--- begin Input records ---

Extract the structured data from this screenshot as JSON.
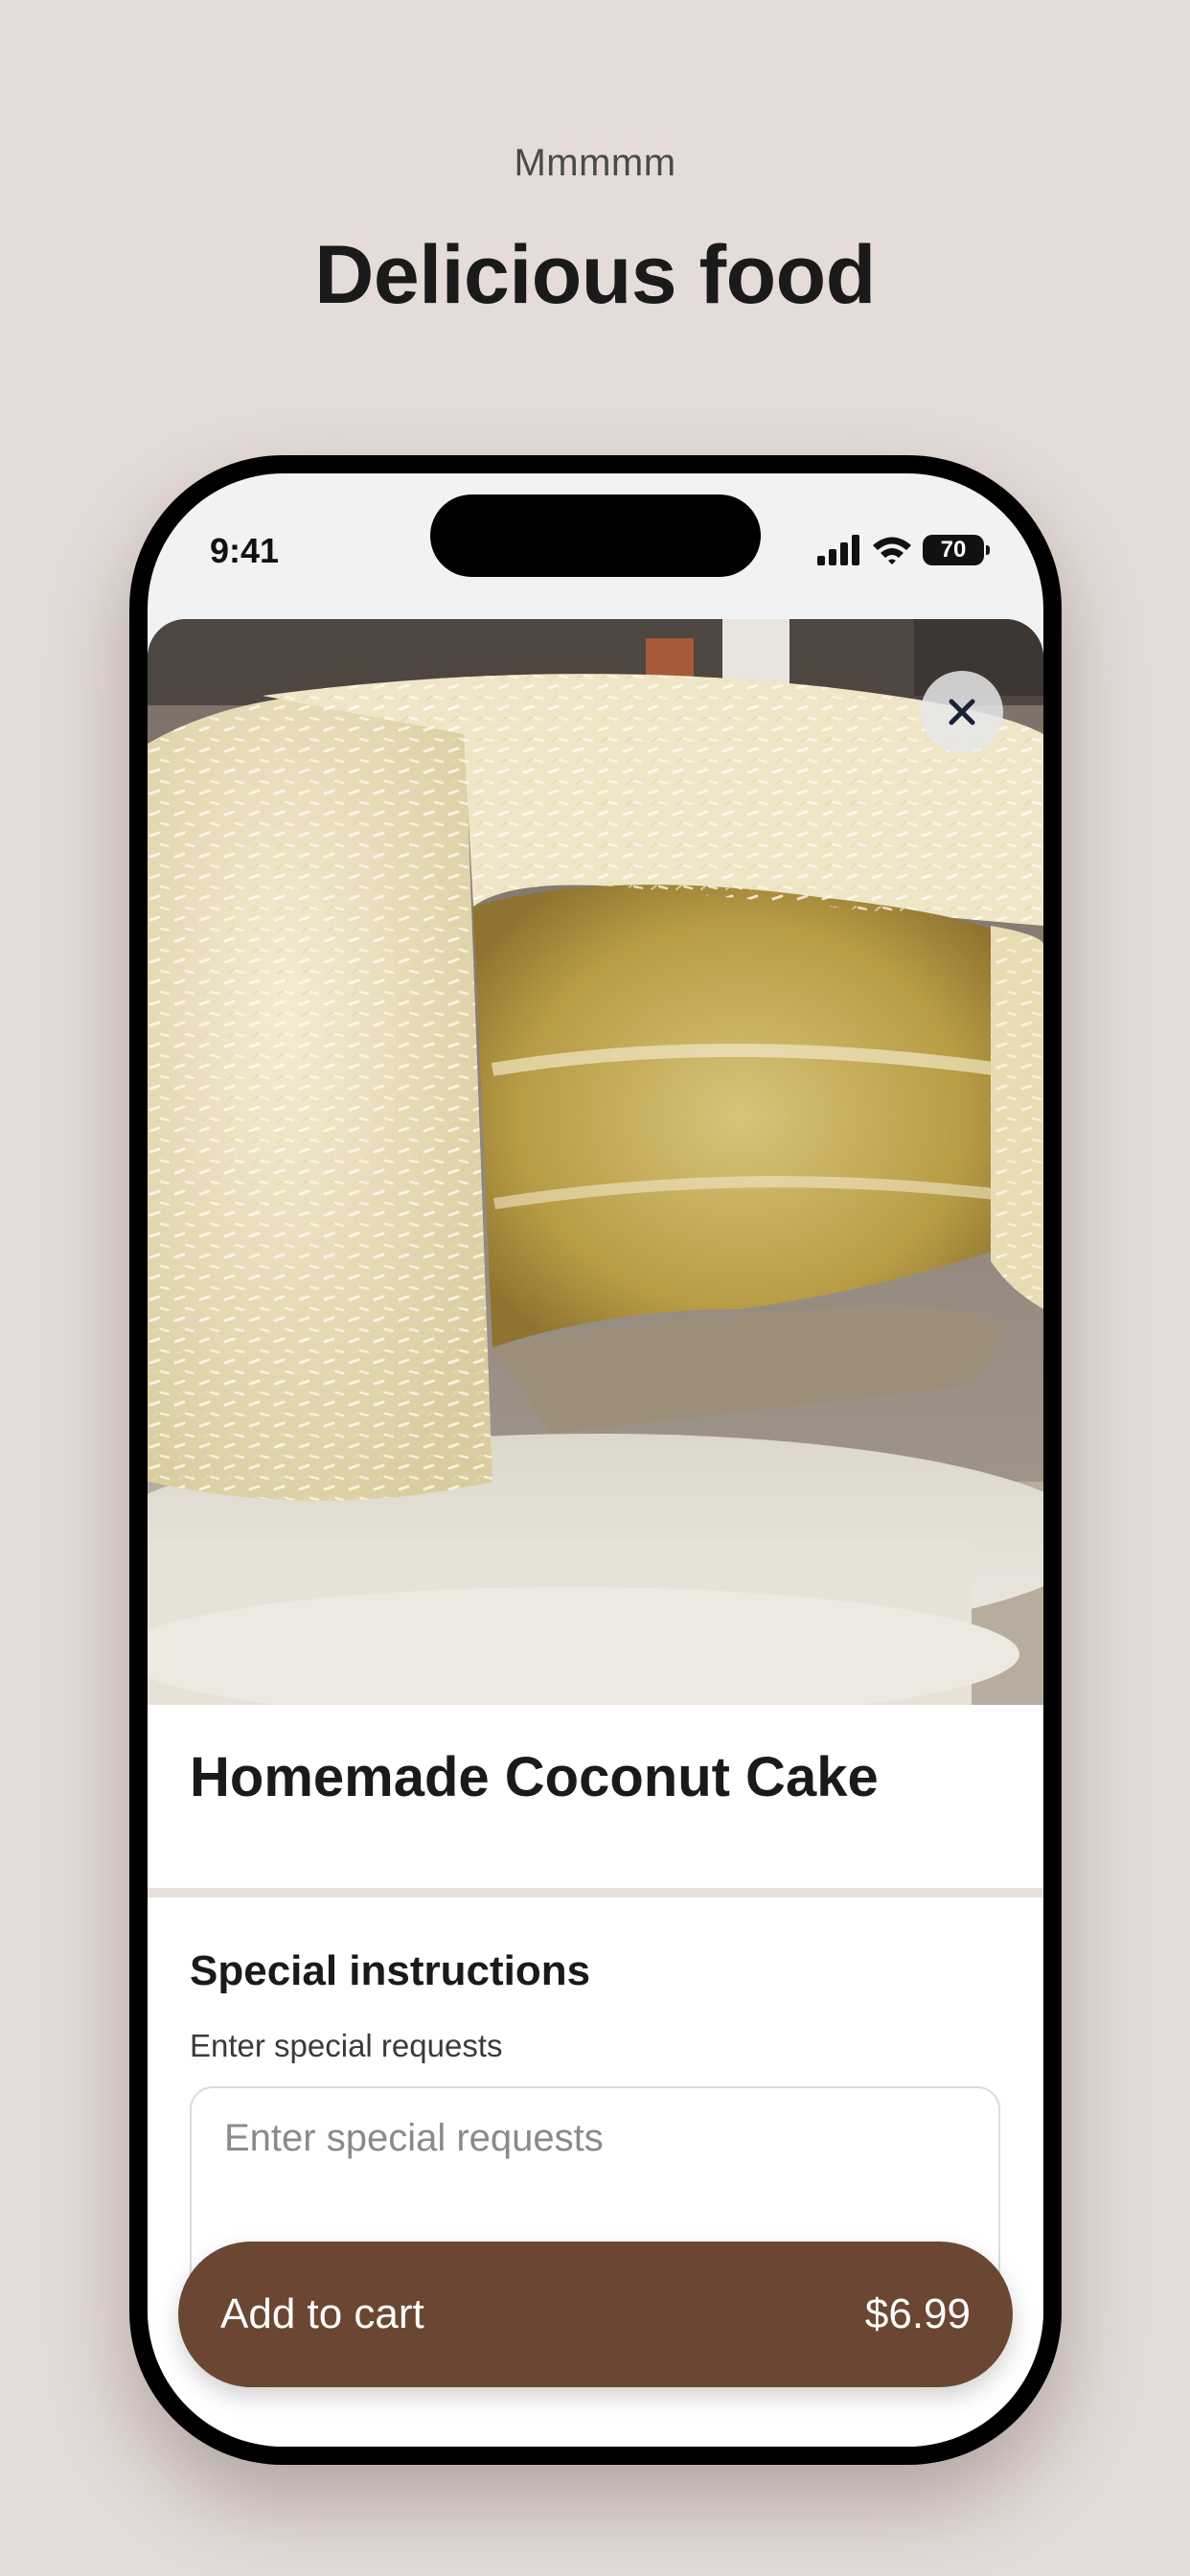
{
  "header": {
    "eyebrow": "Mmmmm",
    "title": "Delicious food"
  },
  "status_bar": {
    "time": "9:41",
    "battery": "70"
  },
  "item": {
    "photo_icon": "coconut-cake-photo",
    "name": "Homemade Coconut Cake"
  },
  "special_instructions": {
    "title": "Special instructions",
    "subtitle": "Enter special requests",
    "placeholder": "Enter special requests"
  },
  "cart": {
    "label": "Add to cart",
    "price": "$6.99"
  },
  "colors": {
    "background": "#e5dcd9",
    "button": "#6b4733"
  }
}
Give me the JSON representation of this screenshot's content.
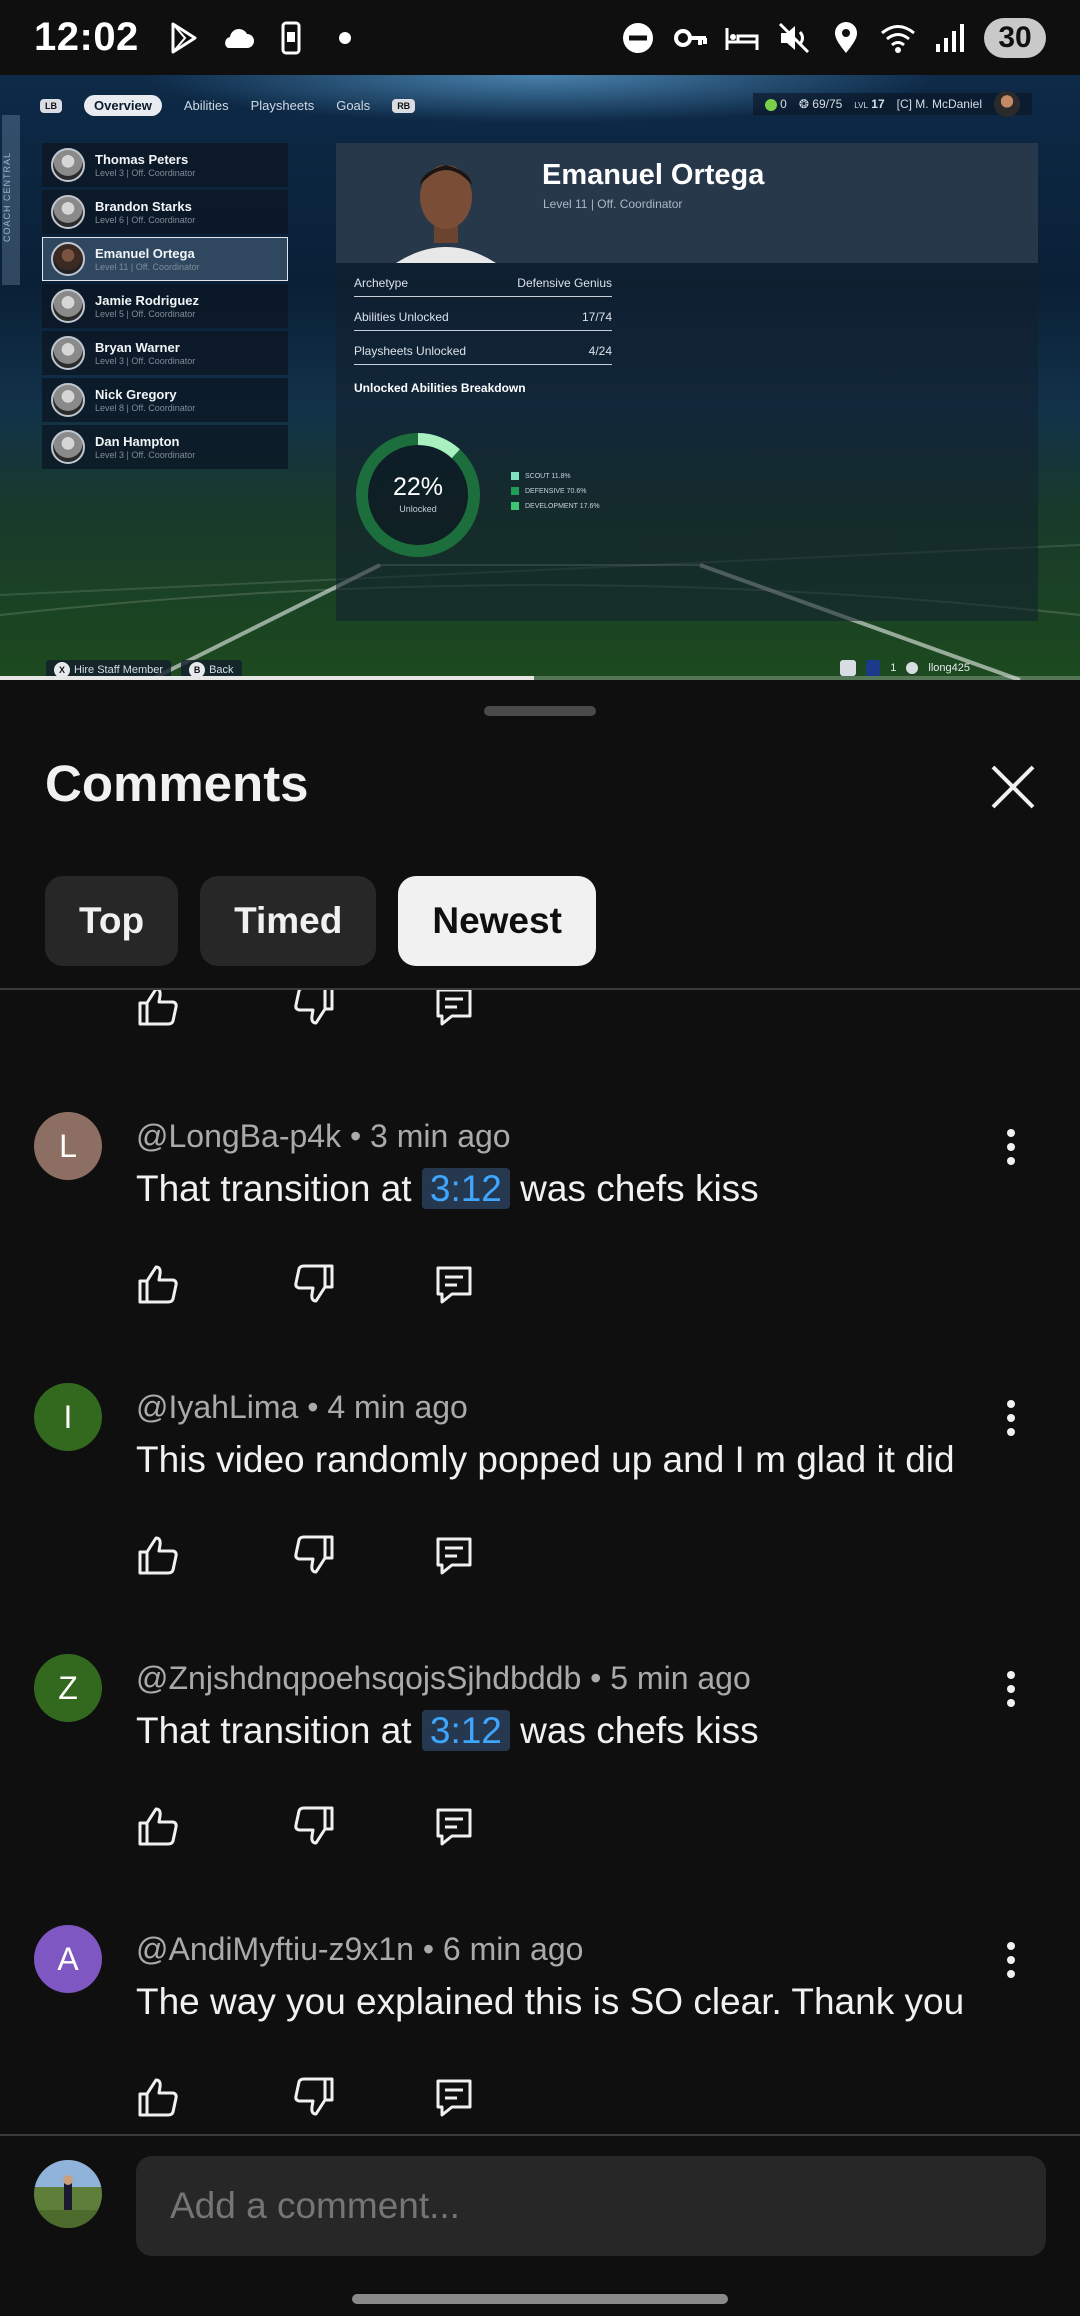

--- end Input records ---

■ Stated problem
Your copy should match the records word for word, with the pictures removed.

■ Answer to this problem
Extract the structured data from this screenshot as JSON.
{
  "header": {
    "eyebrow": "Mmmmm",
    "title": "Delicious food"
  },
  "status_bar": {
    "time": "9:41",
    "battery": "70"
  },
  "item": {
    "photo_icon": "coconut-cake-photo",
    "name": "Homemade Coconut Cake"
  },
  "special_instructions": {
    "title": "Special instructions",
    "subtitle": "Enter special requests",
    "placeholder": "Enter special requests"
  },
  "cart": {
    "label": "Add to cart",
    "price": "$6.99"
  },
  "colors": {
    "background": "#e5dcd9",
    "button": "#6b4733"
  }
}
Give me the JSON representation of this screenshot's content.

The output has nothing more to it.